WRITTEN TASK => Give the count of lines that include the string "采用不锈钢材料制成". Add nothing to it.

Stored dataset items
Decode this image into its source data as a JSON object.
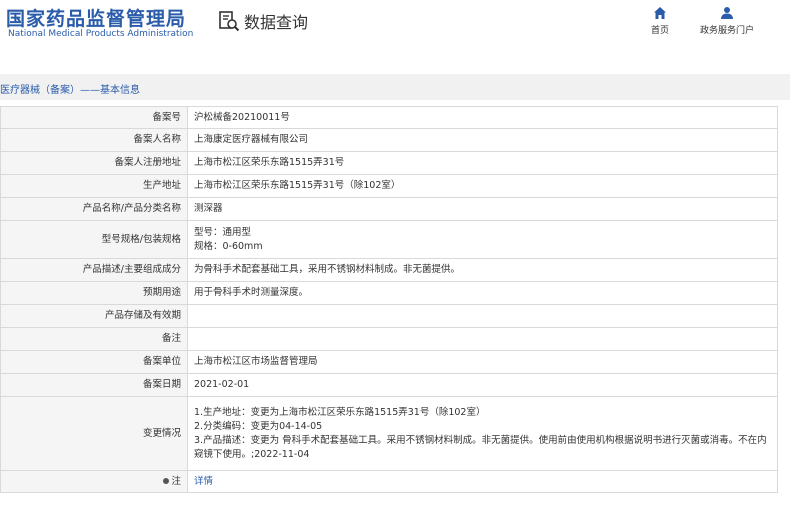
{
  "header": {
    "logo_cn": "国家药品监督管理局",
    "logo_en": "National Medical Products Administration",
    "query_label": "数据查询",
    "nav": [
      {
        "label": "首页",
        "icon": "home-icon"
      },
      {
        "label": "政务服务门户",
        "icon": "user-icon"
      }
    ]
  },
  "breadcrumb": "医疗器械（备案）——基本信息",
  "rows": [
    {
      "label": "备案号",
      "lines": [
        "沪松械备20210011号"
      ]
    },
    {
      "label": "备案人名称",
      "lines": [
        "上海康定医疗器械有限公司"
      ]
    },
    {
      "label": "备案人注册地址",
      "lines": [
        "上海市松江区荣乐东路1515弄31号"
      ]
    },
    {
      "label": "生产地址",
      "lines": [
        "上海市松江区荣乐东路1515弄31号（除102室）"
      ]
    },
    {
      "label": "产品名称/产品分类名称",
      "lines": [
        "测深器"
      ]
    },
    {
      "label": "型号规格/包装规格",
      "lines": [
        "型号：通用型",
        "规格：0-60mm"
      ]
    },
    {
      "label": "产品描述/主要组成成分",
      "lines": [
        "为骨科手术配套基础工具，采用不锈钢材料制成。非无菌提供。"
      ]
    },
    {
      "label": "预期用途",
      "lines": [
        "用于骨科手术时测量深度。"
      ]
    },
    {
      "label": "产品存储及有效期",
      "lines": [
        ""
      ]
    },
    {
      "label": "备注",
      "lines": [
        ""
      ]
    },
    {
      "label": "备案单位",
      "lines": [
        "上海市松江区市场监督管理局"
      ]
    },
    {
      "label": "备案日期",
      "lines": [
        "2021-02-01"
      ]
    },
    {
      "label": "变更情况",
      "lines": [
        "1.生产地址：变更为上海市松江区荣乐东路1515弄31号（除102室）",
        "2.分类编码：变更为04-14-05",
        "3.产品描述：变更为 骨科手术配套基础工具。采用不锈钢材料制成。非无菌提供。使用前由使用机构根据说明书进行灭菌或消毒。不在内窥镜下使用。;2022-11-04"
      ]
    }
  ],
  "note_row": {
    "label": "注",
    "link": "详情",
    "icon": "note-icon"
  },
  "colors": {
    "brand": "#2a5caa",
    "label_bg": "#f5f5f5",
    "border": "#d9d9d9"
  }
}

OUTPUT BELOW => 2